— START OF DATA LINES —

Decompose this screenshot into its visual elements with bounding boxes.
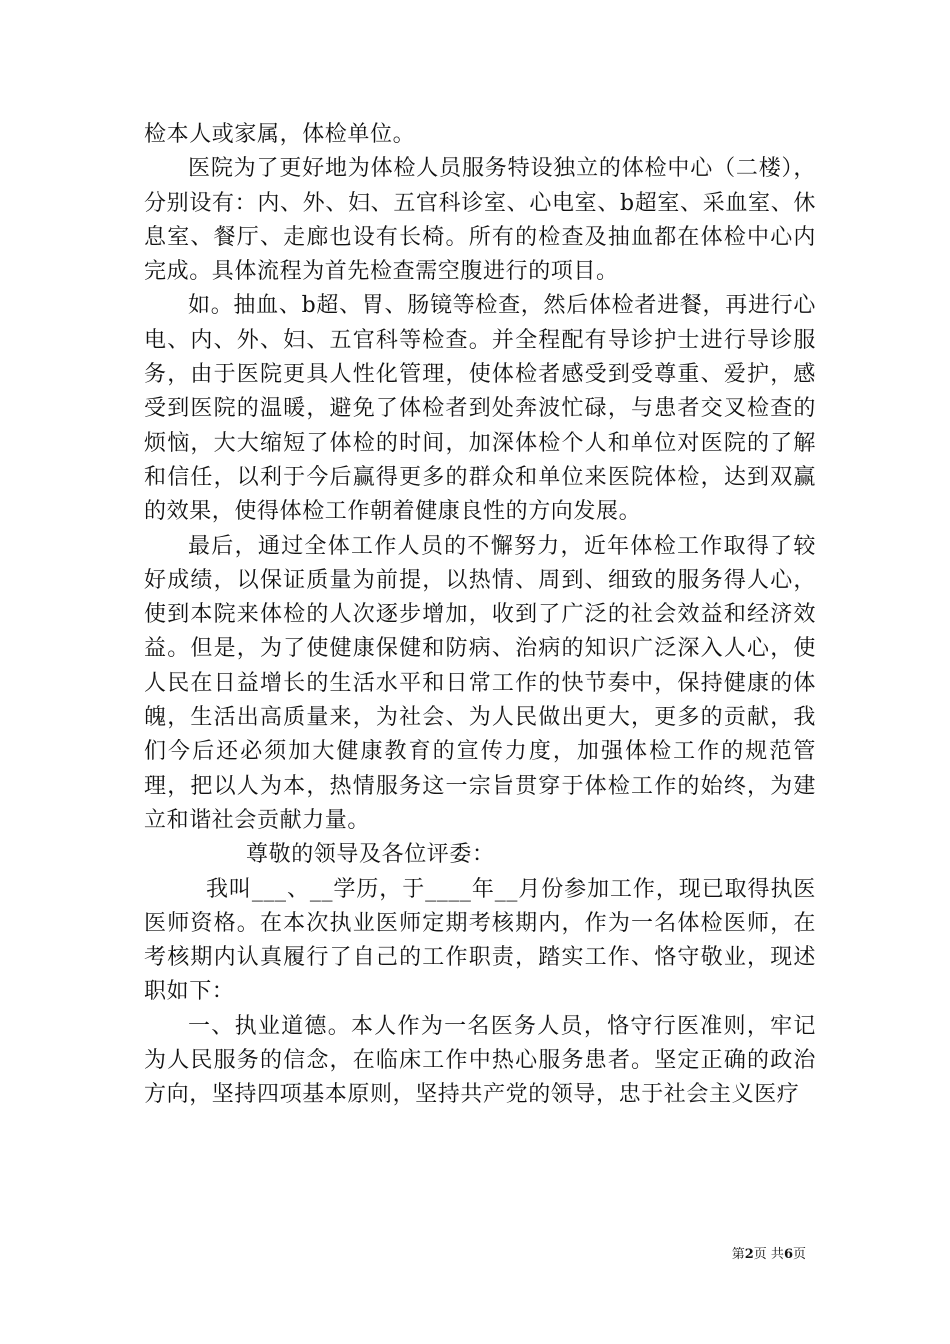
page-number-footer <box>732 1246 806 1264</box>
paragraph-ethics: 一、执业道德。本人作为一名医务人员，恪守行医准则，牢记为人民服务的信念，在临床工作中热心服务患者。坚定正确的政治方向，坚持四项基本原则，坚持共产党的领导，忠于社会主义医疗 <box>144 1013 816 1108</box>
footer-suffix: 页 <box>792 1247 806 1262</box>
current-page-number: 2 <box>744 1247 754 1262</box>
document-body <box>144 118 816 1113</box>
paragraph-2: 医院为了更好地为体检人员服务特设独立的体检中心（二楼），分别设有：内、外、妇、五官科诊室、心电室、b超室、采血室、休息室、餐厅、走廊也设有长椅。所有的检查及抽血都在体检中心内完成。具体流程为首先检查需空腹进行的项目。 <box>144 156 816 285</box>
footer-prefix: 第 <box>731 1247 745 1262</box>
paragraph-4: 最后，通过全体工作人员的不懈努力，近年体检工作取得了较好成绩，以保证质量为前提，以热情、周到、细致的服务得人心，使到本院来体检的人次逐步增加，收到了广泛的社会效益和经济效益。但是，为了使健康保健和防病、治病的知识广泛深入人心，使人民在日益增长的生活水平和日常工作的快节奏中，保持健康的体魄，生活出高质量来，为社会、为人民做出更大，更多的贡献，我们今后还必须加大健康教育的宣传力度，加强体检工作的规范管理，把以人为本，热情服务这一宗旨贯穿于体检工作的始终，为建立和谐社会贡献力量。 <box>144 533 816 833</box>
total-page-number: 6 <box>783 1247 793 1262</box>
paragraph-1: 检本人或家属，体检单位。 <box>144 122 416 147</box>
paragraph-intro: 我叫___、__学历，于____年__月份参加工作，现已取得执医医师资格。在本次执业医师定期考核期内，作为一名体检医师，在考核期内认真履行了自己的工作职责，踏实工作、恪守敬业，现述职如下： <box>144 876 816 1005</box>
paragraph-3: 如。抽血、b超、胃、肠镜等检查，然后体检者进餐，再进行心电、内、外、妇、五官科等检查。并全程配有导诊护士进行导诊服务，由于医院更具人性化管理，使体检者感受到受尊重、爱护，感受到医院的温暖，避免了体检者到处奔波忙碌，与患者交叉检查的烦恼，大大缩短了体检的时间，加深体检个人和单位对医院的了解和信任，以利于今后赢得更多的群众和单位来医院体检，达到双赢的效果，使得体检工作朝着健康良性的方向发展。 <box>144 293 816 525</box>
footer-middle: 页 共 <box>753 1247 784 1262</box>
salutation: 尊敬的领导及各位评委： <box>246 842 495 868</box>
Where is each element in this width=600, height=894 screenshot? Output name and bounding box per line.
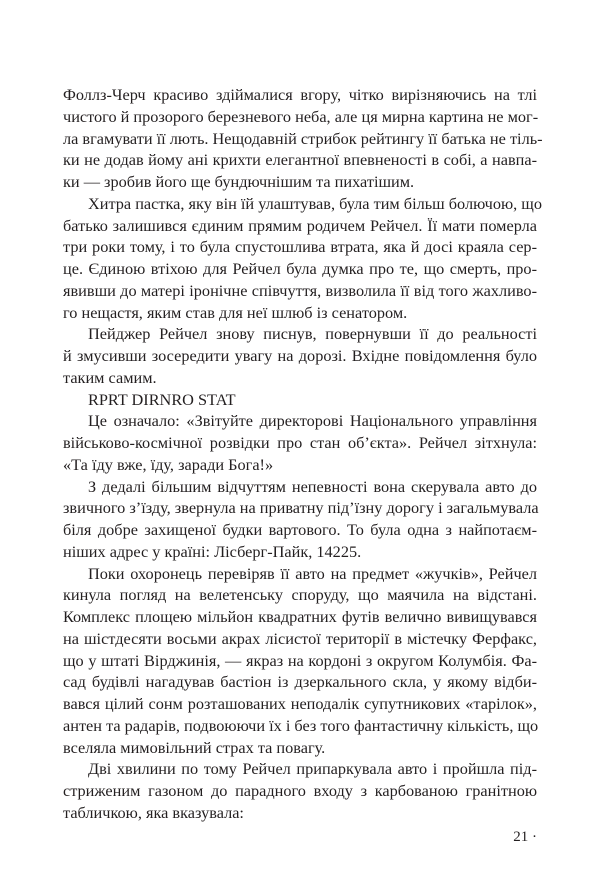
text-line: Дві хвилини по тому Рейчел припаркувала авто і пройшла під- <box>88 759 537 779</box>
text-line: на шістдесяти восьми акрах лісистої території в містечку Ферфакс, <box>63 628 537 648</box>
text-line: ніших адрес у країні: Лісберг-Пайк, 14225. <box>63 541 362 561</box>
text-line: біля добре захищеної будки вартового. То була одна з найпотаєм- <box>63 520 537 539</box>
text-line: Поки охоронець перевіряв її авто на предмет «жучків», Рейчел <box>88 563 537 583</box>
paragraph <box>63 323 537 388</box>
text-line: ки — зробив його ще бундючнішим та пихатішим. <box>63 172 415 191</box>
text-line: RPRT DIRNRO STAT <box>88 389 236 409</box>
paragraph <box>63 563 537 759</box>
text-line: військово-космічної розвідки про стан об’єкта». Рейчел зітхнула: <box>63 433 537 452</box>
text-line: вався цілий сонм розташованих неподалік супутникових «тарілок», <box>63 694 537 713</box>
text-line: кинула погляд на велетенську споруду, що маячила на відстані. <box>63 585 537 605</box>
paragraph <box>63 476 537 563</box>
text-line: табличкою, яка вказувала: <box>63 802 244 822</box>
text-line: Комплекс площею мільйон квадратних футів велично вивищувався <box>63 607 537 626</box>
text-line: звичного з’їзду, звернула на приватну під’їзну дорогу і загальмувала <box>63 498 539 518</box>
text-line: З дедалі більшим відчуттям непевності вона скерувала авто до <box>88 476 537 496</box>
text-line: Пейджер Рейчел знову писнув, повернувши її до реальності <box>88 324 537 344</box>
text-line: го нещастя, яким став для неї шлюб із сенатором. <box>63 302 408 322</box>
text-line: Фоллз-Черч красиво здіймалися вгору, чітко вирізняючись на тлі <box>63 85 537 104</box>
paragraph <box>63 389 537 411</box>
text-line: «Та їду вже, їду, заради Бога!» <box>63 454 274 474</box>
text-line: й змусивши зосередити увагу на дорозі. Вхідне повідомлення було <box>63 346 537 365</box>
text-line: чистого й прозорого березневого неба, але ця мирна картина не мог- <box>63 106 539 126</box>
paragraph <box>63 758 537 823</box>
paragraph <box>63 410 537 475</box>
text-line: вселяла мимовільний страх та повагу. <box>63 737 326 757</box>
text-line: Хитра пастка, яку він їй улаштував, була тим більш болючою, що <box>88 193 542 213</box>
text-line: це. Єдиною втіхою для Рейчел була думка про те, що смерть, про- <box>63 259 537 278</box>
text-line: ла вгамувати її лють. Нещодавній стрибок рейтингу її батька не тіль- <box>63 128 543 148</box>
page-number: 21 · <box>513 829 537 845</box>
text-line: явивши до матері іронічне співчуття, визволила її від того жахливо- <box>63 280 537 300</box>
paragraph <box>63 193 542 324</box>
text-line: батько залишився єдиним прямим родичем Рейчел. Її мати померла <box>63 215 537 235</box>
text-line: таким самим. <box>63 367 157 387</box>
text-line: ки не додав йому ані крихти елегантної впевненості в собі, а навпа- <box>63 150 537 170</box>
text-line: антен та радарів, подвоюючи їх і без того фантастичну кількість, що <box>63 715 539 735</box>
text-line: три роки тому, і то була спустошлива втрата, яка й досі краяла сер- <box>63 237 537 257</box>
page-body-text <box>63 84 543 824</box>
paragraph <box>63 84 543 193</box>
text-line: стриженим газоном до парадного входу з карбованою гранітною <box>63 781 537 800</box>
text-line: Це означало: «Звітуйте директорові Національного управління <box>88 411 537 431</box>
text-line: сад будівлі нагадував бастіон із дзеркального скла, у якому відби- <box>63 672 537 692</box>
text-line: що у штаті Вірджинія, — якраз на кордоні з округом Колумбія. Фа- <box>63 650 537 670</box>
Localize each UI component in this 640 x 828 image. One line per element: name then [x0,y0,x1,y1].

— END OF DATA LINES —

**EXERCISE AIM:**
Express the rows as a JSON list of strings, one string per line with blank lines dropped, taking everything from the line containing "text-line: Дві хвилини" down to the line containing "text-line: ніших адрес".

**THE RESULT:**
[
  "text-line: Дві хвилини по тому Рейчел припаркувала авто і пройшла під- <box>88 759 537 779</box>",
  "text-line: на шістдесяти восьми акрах лісистої території в містечку Ферфакс, <box>63 628 537 648</box>",
  "text-line: ніших адрес у країні: Лісберг-Пайк, 14225. <box>63 541 362 561</box>"
]